*DATA SECTION*:

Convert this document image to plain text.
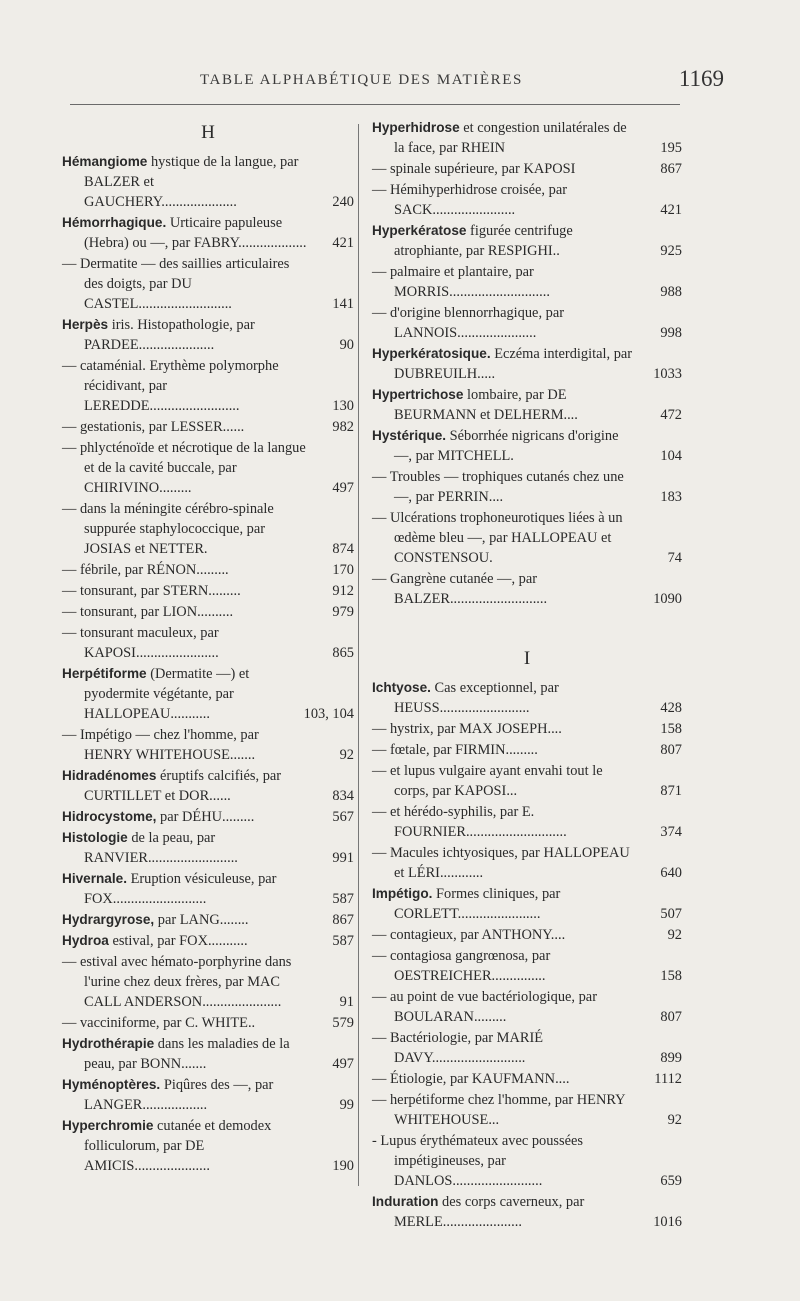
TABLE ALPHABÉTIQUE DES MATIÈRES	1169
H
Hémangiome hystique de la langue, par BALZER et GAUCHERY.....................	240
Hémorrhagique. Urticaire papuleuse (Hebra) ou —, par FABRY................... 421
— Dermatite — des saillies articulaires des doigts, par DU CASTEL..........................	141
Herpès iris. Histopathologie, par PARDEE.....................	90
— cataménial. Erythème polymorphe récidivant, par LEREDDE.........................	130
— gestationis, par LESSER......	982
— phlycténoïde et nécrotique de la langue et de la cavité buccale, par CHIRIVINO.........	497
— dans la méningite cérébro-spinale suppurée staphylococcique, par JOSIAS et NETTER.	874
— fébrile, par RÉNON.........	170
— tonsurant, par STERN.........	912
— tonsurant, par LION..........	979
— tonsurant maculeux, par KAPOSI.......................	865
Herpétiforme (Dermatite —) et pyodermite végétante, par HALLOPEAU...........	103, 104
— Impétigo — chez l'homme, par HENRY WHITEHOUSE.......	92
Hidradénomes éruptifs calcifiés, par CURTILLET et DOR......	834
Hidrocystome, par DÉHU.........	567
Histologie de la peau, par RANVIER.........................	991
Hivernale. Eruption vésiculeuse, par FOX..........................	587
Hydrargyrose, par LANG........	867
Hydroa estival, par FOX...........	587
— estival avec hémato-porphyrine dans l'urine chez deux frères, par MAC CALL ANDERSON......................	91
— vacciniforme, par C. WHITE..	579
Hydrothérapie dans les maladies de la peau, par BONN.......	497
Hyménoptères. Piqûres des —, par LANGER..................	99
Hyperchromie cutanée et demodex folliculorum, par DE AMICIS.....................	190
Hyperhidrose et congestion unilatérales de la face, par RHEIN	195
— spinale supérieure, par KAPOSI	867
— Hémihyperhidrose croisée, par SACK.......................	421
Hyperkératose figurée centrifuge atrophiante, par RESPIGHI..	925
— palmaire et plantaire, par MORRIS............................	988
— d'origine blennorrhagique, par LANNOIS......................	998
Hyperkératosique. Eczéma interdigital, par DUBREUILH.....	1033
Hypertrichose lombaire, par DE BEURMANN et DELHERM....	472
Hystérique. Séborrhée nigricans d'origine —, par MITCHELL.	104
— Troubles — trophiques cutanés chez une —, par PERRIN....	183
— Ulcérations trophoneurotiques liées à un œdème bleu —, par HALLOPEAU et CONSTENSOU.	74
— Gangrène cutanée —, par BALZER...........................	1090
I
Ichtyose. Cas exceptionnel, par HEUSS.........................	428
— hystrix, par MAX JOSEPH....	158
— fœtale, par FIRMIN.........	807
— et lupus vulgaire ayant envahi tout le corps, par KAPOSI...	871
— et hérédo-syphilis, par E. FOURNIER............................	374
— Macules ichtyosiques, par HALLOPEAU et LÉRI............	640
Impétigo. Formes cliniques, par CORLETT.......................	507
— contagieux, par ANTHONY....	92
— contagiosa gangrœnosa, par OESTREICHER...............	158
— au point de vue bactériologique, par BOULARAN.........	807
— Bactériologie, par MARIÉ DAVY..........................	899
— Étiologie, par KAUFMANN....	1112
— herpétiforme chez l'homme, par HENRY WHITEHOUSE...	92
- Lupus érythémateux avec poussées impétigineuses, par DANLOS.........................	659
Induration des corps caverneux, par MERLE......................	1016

*WORK TO COMPLETE*: In the records above, find each line that holds the word "HENRY"; copy all such lines.

*ANSWER FOR THIS EXERCISE*:
— Impétigo — chez l'homme, par HENRY WHITEHOUSE.......	92
— herpétiforme chez l'homme, par HENRY WHITEHOUSE...	92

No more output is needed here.